## Exercise requirements
Scan the data below. Pull out each line where "plate" occurs.

## Supplied records

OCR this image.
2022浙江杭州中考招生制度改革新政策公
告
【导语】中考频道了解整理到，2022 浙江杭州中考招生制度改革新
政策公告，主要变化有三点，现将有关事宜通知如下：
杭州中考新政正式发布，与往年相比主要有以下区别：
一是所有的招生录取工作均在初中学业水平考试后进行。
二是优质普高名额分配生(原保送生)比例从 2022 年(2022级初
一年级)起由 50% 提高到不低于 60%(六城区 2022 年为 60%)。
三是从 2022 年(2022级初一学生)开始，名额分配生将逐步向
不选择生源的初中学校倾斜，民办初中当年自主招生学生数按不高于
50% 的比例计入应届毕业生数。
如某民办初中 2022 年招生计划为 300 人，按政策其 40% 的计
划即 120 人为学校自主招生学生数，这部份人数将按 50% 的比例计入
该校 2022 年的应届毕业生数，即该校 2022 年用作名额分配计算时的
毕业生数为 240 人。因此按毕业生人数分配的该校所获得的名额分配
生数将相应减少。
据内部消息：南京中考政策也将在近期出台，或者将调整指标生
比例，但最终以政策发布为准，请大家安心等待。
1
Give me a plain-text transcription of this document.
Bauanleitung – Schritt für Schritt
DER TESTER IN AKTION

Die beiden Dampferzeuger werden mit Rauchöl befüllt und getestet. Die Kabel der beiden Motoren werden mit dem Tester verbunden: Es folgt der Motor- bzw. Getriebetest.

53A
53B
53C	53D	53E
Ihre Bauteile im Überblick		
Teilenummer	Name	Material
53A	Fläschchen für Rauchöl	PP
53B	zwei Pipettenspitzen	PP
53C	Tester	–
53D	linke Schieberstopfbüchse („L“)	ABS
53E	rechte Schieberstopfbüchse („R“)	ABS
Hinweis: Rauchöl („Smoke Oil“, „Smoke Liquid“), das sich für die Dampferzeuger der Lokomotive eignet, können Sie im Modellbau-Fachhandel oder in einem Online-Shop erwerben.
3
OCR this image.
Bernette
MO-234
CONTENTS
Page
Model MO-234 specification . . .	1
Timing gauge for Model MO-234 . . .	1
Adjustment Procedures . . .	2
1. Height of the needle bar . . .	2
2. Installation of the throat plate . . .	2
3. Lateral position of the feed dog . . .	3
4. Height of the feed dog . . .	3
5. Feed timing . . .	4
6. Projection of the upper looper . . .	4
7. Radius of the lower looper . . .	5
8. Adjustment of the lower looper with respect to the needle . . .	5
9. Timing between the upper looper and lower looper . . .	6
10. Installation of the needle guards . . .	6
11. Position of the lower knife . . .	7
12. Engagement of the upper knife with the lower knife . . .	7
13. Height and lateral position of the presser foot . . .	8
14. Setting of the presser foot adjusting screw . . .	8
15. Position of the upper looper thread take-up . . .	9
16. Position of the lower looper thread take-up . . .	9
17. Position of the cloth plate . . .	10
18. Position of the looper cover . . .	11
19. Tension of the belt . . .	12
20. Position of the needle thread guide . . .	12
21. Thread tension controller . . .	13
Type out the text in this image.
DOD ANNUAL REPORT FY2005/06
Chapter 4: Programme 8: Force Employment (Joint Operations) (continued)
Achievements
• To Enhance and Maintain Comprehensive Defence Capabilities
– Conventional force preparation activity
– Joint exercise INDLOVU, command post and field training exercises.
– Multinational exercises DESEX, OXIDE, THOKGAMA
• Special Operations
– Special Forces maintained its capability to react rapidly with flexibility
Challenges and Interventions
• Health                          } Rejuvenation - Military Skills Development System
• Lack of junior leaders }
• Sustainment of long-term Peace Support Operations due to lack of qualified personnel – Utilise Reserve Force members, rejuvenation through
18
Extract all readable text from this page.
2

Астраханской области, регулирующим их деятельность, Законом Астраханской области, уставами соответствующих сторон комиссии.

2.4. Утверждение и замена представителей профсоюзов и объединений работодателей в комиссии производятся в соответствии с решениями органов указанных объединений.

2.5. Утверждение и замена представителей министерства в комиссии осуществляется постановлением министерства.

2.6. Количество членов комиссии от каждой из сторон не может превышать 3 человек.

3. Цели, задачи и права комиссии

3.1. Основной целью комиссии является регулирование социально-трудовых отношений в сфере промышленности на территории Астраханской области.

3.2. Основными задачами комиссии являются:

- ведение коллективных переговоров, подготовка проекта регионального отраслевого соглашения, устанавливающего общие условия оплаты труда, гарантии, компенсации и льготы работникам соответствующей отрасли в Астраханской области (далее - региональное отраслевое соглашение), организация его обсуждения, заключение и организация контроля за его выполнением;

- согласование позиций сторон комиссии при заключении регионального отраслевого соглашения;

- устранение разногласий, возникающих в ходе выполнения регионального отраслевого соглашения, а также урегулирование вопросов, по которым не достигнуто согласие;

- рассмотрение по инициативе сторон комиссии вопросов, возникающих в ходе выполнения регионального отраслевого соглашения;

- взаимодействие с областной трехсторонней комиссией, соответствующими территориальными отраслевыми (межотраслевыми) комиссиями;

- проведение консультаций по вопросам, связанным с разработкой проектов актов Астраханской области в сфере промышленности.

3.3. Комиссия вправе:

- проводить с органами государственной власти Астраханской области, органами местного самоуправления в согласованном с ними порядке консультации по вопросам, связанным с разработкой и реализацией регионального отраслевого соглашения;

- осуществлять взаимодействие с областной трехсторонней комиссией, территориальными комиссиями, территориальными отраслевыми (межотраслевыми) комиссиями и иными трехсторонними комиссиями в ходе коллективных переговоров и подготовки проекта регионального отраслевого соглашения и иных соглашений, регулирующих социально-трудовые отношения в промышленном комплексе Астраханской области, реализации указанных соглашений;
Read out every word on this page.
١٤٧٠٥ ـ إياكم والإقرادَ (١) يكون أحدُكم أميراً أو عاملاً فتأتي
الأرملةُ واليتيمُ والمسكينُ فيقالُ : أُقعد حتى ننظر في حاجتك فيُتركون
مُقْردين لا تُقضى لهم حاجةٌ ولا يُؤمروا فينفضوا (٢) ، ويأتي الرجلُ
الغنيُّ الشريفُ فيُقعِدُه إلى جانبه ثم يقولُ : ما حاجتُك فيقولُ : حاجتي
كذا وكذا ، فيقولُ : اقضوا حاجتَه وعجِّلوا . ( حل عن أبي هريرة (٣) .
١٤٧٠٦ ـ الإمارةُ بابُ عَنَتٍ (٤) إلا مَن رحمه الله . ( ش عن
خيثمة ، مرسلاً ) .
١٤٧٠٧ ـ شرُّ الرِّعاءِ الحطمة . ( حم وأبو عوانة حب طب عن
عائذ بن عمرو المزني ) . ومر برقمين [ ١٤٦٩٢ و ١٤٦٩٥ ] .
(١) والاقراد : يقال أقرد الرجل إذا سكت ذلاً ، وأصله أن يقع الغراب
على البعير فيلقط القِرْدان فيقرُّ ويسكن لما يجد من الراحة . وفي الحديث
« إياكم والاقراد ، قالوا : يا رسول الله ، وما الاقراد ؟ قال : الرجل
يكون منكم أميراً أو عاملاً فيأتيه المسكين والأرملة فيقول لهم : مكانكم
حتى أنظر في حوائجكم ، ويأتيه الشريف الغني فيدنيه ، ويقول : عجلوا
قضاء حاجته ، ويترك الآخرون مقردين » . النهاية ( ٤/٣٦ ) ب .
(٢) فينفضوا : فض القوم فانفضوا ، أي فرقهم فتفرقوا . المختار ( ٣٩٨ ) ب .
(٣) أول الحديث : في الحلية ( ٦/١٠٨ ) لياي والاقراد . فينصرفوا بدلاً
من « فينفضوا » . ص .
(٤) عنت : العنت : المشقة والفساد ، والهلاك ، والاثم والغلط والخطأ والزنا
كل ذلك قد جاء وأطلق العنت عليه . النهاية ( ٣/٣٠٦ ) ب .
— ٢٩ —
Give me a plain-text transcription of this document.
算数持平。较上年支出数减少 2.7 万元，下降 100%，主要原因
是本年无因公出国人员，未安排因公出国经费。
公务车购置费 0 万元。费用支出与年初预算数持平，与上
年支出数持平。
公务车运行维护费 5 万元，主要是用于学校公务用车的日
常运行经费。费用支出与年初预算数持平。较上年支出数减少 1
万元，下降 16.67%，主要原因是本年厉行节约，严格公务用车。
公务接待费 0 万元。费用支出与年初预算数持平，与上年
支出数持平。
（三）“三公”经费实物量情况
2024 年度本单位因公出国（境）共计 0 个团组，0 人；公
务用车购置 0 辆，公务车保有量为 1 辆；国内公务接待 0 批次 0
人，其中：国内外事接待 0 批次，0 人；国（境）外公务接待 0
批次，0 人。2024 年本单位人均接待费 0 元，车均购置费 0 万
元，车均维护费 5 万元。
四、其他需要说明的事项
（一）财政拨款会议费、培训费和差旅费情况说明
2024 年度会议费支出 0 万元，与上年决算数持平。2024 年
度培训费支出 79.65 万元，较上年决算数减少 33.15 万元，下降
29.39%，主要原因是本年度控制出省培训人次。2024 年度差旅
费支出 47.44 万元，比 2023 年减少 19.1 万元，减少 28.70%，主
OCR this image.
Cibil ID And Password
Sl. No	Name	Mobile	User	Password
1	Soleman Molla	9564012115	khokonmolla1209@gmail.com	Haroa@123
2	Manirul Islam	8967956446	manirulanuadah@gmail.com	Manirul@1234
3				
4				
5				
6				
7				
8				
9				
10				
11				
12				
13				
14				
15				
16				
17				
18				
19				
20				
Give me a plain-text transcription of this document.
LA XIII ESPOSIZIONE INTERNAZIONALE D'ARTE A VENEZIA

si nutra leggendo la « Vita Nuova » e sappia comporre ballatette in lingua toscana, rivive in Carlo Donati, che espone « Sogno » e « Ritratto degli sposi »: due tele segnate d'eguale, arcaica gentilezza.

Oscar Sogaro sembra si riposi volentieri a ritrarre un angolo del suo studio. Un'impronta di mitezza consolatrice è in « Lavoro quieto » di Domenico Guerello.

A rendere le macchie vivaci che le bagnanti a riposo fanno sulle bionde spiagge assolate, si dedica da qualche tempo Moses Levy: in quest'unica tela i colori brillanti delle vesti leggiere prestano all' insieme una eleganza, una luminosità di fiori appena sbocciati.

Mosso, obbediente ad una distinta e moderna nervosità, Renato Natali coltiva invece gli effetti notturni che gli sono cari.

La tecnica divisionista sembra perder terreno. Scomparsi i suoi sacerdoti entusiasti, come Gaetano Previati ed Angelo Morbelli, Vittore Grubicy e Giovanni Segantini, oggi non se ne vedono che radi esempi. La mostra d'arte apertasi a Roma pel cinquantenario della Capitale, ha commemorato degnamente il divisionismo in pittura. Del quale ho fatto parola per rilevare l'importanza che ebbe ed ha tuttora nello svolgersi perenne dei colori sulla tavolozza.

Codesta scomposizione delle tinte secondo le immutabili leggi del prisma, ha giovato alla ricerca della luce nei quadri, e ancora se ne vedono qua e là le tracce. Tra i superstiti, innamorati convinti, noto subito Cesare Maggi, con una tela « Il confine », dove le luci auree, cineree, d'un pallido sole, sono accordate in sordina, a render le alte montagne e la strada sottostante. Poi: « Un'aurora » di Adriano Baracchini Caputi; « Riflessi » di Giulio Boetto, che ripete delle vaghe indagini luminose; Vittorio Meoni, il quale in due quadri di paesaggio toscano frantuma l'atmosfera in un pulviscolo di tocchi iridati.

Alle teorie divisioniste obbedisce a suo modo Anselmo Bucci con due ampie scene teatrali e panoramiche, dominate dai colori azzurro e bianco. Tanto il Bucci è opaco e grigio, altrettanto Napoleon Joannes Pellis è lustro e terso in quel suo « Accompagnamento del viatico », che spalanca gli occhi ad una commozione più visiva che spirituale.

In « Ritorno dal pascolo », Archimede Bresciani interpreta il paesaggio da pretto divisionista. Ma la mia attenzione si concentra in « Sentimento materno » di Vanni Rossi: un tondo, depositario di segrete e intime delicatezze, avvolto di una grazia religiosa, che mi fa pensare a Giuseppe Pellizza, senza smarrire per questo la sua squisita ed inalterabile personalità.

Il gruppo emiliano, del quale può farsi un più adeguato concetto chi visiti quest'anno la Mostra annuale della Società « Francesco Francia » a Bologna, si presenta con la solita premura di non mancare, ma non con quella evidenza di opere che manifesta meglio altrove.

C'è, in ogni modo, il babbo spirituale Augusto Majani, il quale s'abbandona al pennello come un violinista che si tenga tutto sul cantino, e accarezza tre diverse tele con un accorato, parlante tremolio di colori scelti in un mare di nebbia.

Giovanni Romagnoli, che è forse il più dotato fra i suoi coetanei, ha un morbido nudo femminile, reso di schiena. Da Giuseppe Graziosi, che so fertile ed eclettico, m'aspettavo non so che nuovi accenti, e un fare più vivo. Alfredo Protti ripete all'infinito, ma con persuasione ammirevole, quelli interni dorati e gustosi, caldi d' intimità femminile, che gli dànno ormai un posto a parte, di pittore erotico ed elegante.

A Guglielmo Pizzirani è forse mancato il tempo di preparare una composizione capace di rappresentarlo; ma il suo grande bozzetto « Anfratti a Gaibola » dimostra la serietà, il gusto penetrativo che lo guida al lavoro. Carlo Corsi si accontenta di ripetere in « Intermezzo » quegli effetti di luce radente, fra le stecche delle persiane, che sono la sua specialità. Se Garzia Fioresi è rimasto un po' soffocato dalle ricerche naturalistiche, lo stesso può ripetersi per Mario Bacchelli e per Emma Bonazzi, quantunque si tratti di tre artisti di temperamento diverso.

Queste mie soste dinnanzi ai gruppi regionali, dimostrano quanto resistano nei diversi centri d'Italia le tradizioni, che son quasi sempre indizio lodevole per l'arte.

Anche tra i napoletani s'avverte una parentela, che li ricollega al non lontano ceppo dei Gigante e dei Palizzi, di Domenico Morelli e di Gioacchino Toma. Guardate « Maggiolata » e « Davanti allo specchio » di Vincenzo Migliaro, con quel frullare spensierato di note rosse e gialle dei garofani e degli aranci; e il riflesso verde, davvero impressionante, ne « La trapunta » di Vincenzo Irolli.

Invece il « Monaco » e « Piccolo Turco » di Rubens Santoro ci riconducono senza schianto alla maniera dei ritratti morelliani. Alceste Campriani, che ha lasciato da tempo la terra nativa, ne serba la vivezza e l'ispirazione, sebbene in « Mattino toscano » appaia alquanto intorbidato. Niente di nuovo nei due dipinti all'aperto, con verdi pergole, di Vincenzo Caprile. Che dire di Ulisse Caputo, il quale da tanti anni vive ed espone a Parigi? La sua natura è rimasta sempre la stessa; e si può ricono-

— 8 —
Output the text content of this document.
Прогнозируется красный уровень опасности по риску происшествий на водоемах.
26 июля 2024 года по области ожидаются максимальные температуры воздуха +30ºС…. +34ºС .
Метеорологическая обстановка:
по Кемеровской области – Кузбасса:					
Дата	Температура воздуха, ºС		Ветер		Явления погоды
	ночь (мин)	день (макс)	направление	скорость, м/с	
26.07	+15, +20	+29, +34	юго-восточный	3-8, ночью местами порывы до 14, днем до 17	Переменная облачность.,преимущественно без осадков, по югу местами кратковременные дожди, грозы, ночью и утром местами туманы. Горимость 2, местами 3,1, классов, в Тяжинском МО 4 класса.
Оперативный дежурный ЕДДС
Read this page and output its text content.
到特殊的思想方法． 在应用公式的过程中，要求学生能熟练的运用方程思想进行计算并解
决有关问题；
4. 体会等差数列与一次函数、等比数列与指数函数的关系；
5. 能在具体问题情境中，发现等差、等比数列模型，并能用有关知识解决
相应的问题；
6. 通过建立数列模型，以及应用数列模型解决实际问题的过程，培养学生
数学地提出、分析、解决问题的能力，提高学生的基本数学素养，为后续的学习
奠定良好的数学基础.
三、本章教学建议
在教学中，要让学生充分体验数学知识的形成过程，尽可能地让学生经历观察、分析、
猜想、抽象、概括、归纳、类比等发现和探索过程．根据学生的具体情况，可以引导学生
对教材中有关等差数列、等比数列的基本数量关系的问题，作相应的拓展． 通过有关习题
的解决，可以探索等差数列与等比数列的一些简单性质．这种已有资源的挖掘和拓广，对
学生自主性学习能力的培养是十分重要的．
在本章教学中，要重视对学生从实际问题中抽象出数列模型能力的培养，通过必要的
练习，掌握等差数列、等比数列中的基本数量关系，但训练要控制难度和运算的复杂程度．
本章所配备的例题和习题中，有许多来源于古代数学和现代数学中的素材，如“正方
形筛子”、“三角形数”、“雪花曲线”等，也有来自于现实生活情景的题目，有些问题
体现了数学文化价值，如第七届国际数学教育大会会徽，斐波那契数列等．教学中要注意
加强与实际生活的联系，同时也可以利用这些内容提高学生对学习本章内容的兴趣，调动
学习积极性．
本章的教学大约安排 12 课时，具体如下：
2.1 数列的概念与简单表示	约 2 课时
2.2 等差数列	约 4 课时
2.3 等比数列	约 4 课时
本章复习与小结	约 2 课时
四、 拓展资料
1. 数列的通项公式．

## Written solution
2. Installation of the throat plate . . .	2
17. Position of the cloth plate . . .	10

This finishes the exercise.